**YOUR OBJECTIVE:** Set down every record once more, exactly as given.

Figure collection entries

________________________

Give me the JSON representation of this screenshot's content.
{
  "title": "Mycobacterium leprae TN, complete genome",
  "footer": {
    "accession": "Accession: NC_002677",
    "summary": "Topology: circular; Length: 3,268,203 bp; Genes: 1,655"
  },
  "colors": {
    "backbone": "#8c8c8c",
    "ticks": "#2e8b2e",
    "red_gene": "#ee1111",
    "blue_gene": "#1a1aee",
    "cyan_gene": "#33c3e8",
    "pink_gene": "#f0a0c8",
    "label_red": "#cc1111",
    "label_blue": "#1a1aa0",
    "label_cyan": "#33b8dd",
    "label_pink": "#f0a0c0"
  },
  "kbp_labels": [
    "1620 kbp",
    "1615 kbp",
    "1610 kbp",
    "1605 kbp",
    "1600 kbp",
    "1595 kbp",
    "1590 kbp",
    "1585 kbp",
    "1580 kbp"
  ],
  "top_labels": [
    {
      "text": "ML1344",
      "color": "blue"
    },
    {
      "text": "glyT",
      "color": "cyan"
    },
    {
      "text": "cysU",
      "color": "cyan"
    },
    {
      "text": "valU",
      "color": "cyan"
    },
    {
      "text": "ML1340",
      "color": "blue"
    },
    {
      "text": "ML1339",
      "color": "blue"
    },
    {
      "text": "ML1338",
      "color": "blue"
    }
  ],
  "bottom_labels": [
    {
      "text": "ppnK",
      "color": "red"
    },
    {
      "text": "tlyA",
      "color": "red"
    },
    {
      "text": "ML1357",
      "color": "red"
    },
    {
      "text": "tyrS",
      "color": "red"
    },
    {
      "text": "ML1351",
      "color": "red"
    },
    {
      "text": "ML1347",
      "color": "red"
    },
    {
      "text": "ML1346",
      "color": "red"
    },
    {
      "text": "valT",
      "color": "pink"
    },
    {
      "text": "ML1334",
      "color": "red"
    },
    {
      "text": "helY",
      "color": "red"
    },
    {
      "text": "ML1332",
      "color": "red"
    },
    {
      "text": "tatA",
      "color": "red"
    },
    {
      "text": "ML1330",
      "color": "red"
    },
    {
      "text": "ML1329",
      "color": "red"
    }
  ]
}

________________________

**ANSWER TO THIS TASK:**
Give me the JSON representation of this screenshot's content.
{
  "title": "Mycobacterium leprae TN, complete genome",
  "footer": {
    "accession": "Accession: NC_002677",
    "summary": "Topology: circular; Length: 3,268,203 bp; Genes: 1,655"
  },
  "colors": {
    "backbone": "#8c8c8c",
    "ticks": "#2e8b2e",
    "red_gene": "#ee1111",
    "blue_gene": "#1a1aee",
    "cyan_gene": "#33c3e8",
    "pink_gene": "#f0a0c8",
    "label_red": "#cc1111",
    "label_blue": "#1a1aa0",
    "label_cyan": "#33b8dd",
    "label_pink": "#f0a0c0"
  },
  "kbp_labels": [
    "1620 kbp",
    "1615 kbp",
    "1610 kbp",
    "1605 kbp",
    "1600 kbp",
    "1595 kbp",
    "1590 kbp",
    "1585 kbp",
    "1580 kbp"
  ],
  "top_labels": [
    {
      "text": "ML1344",
      "color": "blue"
    },
    {
      "text": "glyT",
      "color": "cyan"
    },
    {
      "text": "cysU",
      "color": "cyan"
    },
    {
      "text": "valU",
      "color": "cyan"
    },
    {
      "text": "ML1340",
      "color": "blue"
    },
    {
      "text": "ML1339",
      "color": "blue"
    },
    {
      "text": "ML1338",
      "color": "blue"
    }
  ],
  "bottom_labels": [
    {
      "text": "ppnK",
      "color": "red"
    },
    {
      "text": "tlyA",
      "color": "red"
    },
    {
      "text": "ML1357",
      "color": "red"
    },
    {
      "text": "tyrS",
      "color": "red"
    },
    {
      "text": "ML1351",
      "color": "red"
    },
    {
      "text": "ML1347",
      "color": "red"
    },
    {
      "text": "ML1346",
      "color": "red"
    },
    {
      "text": "valT",
      "color": "pink"
    },
    {
      "text": "ML1334",
      "color": "red"
    },
    {
      "text": "helY",
      "color": "red"
    },
    {
      "text": "ML1332",
      "color": "red"
    },
    {
      "text": "tatA",
      "color": "red"
    },
    {
      "text": "ML1330",
      "color": "red"
    },
    {
      "text": "ML1329",
      "color": "red"
    }
  ]
}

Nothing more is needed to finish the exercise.